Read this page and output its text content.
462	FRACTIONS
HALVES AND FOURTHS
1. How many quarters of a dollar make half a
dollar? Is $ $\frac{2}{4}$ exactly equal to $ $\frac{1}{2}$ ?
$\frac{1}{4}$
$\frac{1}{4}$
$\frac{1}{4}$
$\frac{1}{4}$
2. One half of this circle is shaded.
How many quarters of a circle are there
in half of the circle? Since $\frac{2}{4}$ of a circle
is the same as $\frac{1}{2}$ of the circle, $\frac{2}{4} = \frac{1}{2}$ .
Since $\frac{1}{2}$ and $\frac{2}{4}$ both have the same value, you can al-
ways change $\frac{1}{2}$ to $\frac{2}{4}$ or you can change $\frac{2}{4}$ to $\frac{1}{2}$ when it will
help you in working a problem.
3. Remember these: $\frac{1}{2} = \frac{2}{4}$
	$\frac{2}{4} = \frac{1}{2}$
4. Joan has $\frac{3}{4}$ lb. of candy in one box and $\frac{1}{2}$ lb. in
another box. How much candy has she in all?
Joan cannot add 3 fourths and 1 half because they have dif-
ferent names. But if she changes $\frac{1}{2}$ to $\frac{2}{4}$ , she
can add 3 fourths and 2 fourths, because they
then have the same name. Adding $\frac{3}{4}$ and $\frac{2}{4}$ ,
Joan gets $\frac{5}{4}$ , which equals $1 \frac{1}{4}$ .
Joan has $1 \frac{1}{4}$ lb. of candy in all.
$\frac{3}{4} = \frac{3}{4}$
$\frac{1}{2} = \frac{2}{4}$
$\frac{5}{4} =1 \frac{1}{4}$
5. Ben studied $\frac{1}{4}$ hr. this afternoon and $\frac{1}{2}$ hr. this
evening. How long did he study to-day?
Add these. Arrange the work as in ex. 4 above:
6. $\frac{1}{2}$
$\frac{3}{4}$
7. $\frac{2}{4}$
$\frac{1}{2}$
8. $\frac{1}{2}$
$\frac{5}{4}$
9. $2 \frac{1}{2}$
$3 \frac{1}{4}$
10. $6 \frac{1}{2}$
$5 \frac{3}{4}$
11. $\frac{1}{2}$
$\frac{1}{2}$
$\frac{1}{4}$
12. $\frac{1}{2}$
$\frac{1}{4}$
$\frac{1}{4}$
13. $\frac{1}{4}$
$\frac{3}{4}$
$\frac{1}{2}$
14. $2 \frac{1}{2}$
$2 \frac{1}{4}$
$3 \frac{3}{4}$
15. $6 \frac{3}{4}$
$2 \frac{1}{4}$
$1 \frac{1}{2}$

> [Stated problem]: Scan the data above and copy every line with "candy" in it.

> [Result]:
4. Joan has $\frac{3}{4}$ lb. of candy in one box and $\frac{1}{2}$ lb. in
another box. How much candy has she in all?
Joan has $1 \frac{1}{4}$ lb. of candy in all.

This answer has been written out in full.